## Quoted passage
········

First, a clarification. Your reply took my statement out of context. In ten years, the dip of the past two days is very likely to be a squiggle on the line. It's a few percentage points. Now, if you want to soften the focus to look at the trend of the line and postulate the existence of a "entire severe bear market" during a substantial portion of the 20 to 25 years I have until retirement, I'll agree that it would have a substantial negative impact on my final savings. If I needed the money in five years, then I'd be sweating bullets.

Your situation does sound different. You might consider Tom's advice about where to move short time horizon money. It sounds like you have money that you need to live on (100% invested) in the stock market. Maybe that would be better off in a money market fund.

Our situations are the same in some ways, though. We'll both get older, and we each have a long-term need for money to sustain us during periods when we expect little or no income. Assuming you can project that some portion of your lump sum can be set aside for long-term goals, I still think it should stay invested. Given your age, you could recover from a bear market, even if you don't add anything. For me, the conservative assumption is to plan on approaching retirement age in good health (financial need-wise, a worst-case scenario).

········

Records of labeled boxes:

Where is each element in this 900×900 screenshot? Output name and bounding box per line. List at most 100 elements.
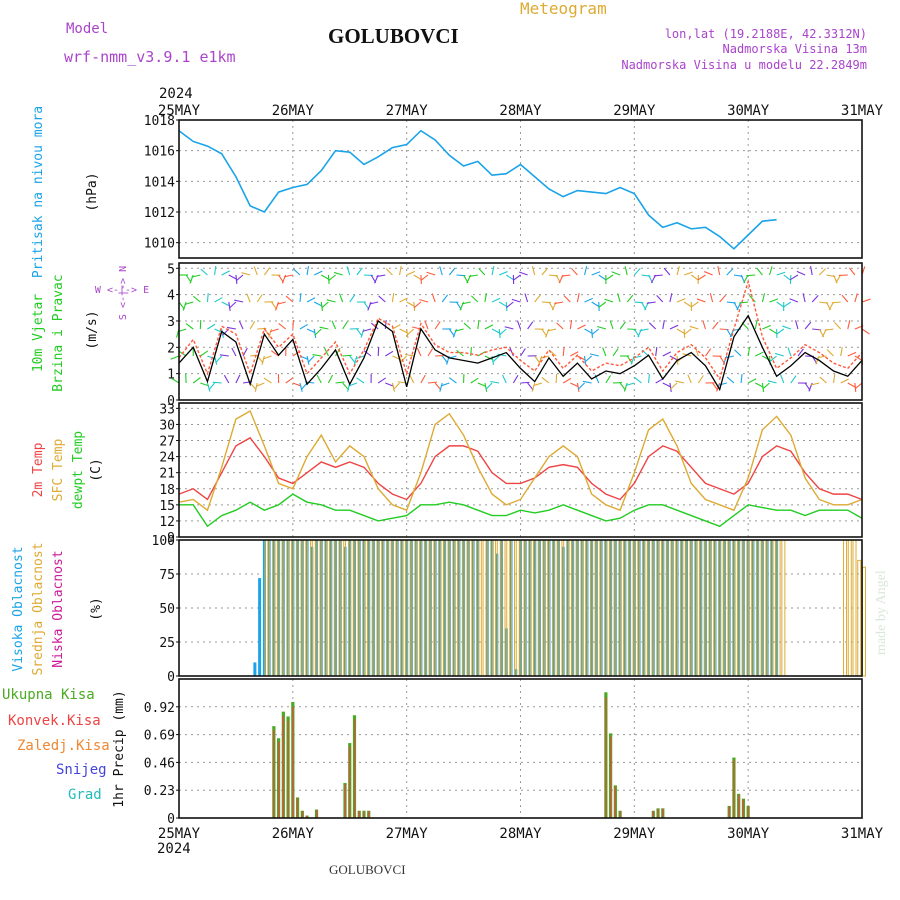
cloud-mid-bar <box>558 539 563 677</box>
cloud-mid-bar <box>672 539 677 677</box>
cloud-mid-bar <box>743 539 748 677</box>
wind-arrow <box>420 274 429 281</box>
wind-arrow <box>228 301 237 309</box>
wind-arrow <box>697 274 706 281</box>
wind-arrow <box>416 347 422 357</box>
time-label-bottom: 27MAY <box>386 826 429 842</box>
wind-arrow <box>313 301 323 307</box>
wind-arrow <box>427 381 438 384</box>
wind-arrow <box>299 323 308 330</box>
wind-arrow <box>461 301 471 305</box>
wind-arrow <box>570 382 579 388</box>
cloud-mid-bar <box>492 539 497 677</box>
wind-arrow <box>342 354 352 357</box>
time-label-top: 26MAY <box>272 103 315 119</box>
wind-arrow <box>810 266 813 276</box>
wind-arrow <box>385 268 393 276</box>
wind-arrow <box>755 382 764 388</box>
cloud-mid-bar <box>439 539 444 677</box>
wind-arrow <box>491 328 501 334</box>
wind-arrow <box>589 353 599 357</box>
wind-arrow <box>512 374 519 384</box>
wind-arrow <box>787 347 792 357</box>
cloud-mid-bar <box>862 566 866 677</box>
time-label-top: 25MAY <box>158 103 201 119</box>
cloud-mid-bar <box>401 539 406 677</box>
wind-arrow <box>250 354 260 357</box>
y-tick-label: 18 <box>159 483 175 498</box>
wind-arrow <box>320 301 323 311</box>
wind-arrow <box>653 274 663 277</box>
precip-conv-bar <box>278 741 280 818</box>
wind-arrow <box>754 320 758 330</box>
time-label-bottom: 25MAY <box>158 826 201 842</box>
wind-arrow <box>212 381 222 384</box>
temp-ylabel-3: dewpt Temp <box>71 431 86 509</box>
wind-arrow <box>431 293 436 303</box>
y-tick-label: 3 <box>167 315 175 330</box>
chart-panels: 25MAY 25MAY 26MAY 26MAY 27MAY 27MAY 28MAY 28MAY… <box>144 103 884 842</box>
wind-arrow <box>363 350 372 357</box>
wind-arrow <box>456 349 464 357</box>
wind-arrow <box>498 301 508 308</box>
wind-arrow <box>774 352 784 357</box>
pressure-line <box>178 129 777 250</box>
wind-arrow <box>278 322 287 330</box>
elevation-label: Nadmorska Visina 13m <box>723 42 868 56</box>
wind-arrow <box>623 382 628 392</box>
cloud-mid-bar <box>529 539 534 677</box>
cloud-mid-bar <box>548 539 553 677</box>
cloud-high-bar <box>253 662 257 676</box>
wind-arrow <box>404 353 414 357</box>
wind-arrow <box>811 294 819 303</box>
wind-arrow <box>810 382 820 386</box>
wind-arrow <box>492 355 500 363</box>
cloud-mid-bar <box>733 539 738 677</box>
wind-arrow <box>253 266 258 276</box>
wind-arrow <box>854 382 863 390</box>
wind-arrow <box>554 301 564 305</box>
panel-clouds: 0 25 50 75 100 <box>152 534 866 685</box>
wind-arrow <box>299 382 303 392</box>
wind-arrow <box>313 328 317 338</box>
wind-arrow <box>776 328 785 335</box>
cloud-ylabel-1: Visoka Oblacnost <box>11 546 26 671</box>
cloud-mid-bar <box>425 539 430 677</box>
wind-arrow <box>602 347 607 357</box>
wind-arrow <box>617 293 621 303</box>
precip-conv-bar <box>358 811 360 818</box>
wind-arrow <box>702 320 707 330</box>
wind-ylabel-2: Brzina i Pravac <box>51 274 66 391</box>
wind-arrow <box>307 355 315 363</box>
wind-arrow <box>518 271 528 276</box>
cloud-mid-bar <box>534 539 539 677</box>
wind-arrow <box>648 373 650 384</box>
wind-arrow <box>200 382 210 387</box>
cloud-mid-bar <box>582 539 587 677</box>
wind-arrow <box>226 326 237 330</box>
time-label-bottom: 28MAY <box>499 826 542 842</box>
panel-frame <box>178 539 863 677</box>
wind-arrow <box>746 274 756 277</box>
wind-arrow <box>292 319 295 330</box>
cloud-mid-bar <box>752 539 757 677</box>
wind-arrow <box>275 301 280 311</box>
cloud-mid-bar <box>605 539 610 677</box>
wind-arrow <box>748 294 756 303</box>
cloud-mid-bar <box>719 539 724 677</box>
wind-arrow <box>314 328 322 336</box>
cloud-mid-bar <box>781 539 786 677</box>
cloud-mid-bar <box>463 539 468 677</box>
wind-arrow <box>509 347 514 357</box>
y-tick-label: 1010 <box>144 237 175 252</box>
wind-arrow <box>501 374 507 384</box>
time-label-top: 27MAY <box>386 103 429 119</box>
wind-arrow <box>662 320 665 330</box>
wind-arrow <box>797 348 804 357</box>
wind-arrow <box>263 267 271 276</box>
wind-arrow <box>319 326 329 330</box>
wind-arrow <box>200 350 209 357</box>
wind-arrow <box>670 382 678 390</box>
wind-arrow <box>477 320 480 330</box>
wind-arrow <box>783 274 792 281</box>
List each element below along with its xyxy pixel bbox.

········

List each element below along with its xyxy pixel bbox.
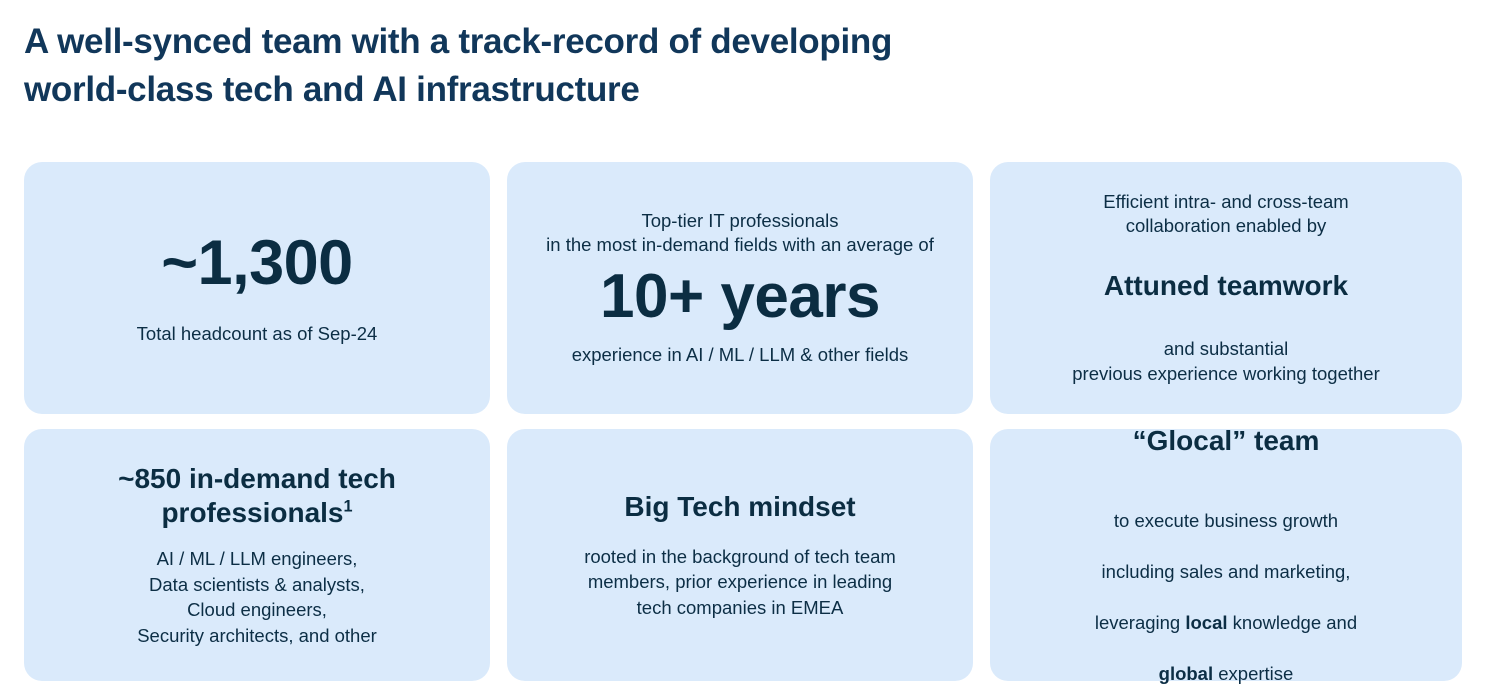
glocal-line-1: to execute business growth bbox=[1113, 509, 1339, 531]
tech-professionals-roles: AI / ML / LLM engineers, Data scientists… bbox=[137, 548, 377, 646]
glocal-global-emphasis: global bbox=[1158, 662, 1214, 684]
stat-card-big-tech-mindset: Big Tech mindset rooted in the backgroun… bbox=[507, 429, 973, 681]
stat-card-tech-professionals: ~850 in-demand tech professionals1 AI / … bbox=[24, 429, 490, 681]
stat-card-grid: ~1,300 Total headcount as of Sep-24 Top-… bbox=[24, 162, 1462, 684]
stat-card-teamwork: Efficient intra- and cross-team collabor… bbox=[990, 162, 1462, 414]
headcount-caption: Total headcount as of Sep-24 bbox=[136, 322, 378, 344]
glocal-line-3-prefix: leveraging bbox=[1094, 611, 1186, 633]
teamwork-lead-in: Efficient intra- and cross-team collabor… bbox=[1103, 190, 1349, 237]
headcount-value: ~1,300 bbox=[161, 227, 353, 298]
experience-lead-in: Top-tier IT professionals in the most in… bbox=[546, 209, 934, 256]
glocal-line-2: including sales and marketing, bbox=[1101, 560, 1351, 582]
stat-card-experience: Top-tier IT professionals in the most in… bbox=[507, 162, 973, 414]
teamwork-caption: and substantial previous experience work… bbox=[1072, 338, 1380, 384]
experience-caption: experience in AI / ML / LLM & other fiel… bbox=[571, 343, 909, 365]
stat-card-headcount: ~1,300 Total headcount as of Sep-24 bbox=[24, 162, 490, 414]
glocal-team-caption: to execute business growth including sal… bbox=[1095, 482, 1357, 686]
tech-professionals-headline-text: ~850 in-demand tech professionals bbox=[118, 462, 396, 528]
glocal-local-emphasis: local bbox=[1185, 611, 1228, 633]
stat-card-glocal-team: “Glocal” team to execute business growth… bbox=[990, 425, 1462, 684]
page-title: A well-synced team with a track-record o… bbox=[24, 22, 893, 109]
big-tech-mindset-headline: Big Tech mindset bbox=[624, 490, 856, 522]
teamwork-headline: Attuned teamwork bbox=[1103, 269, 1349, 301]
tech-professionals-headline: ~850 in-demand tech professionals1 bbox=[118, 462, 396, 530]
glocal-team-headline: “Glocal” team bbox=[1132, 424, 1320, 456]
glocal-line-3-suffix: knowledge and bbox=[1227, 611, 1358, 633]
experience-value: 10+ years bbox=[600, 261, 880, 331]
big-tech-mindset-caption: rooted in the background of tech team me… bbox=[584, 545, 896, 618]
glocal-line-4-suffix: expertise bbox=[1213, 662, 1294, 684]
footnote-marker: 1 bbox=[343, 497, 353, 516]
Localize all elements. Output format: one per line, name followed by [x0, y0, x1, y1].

········

## Challenge A
In the investing reply, how many years does the writer say remain until retirement?
## Challenge B
Duplicate the investing reply from "Our situations are" up to and including "a worst-case scenario).".
The lines above stand apart from the investing reply.

## Full solution A
20 to 25 years

## Full solution B
Our situations are the same in some ways, though. We'll both get older, and we each have a long-term need for money to sustain us during periods when we expect little or no income. Assuming you can project that some portion of your lump sum can be set aside for long-term goals, I still think it should stay invested. Given your age, you could recover from a bear market, even if you don't add anything. For me, the conservative assumption is to plan on approaching retirement age in good health (financial need-wise, a worst-case scenario).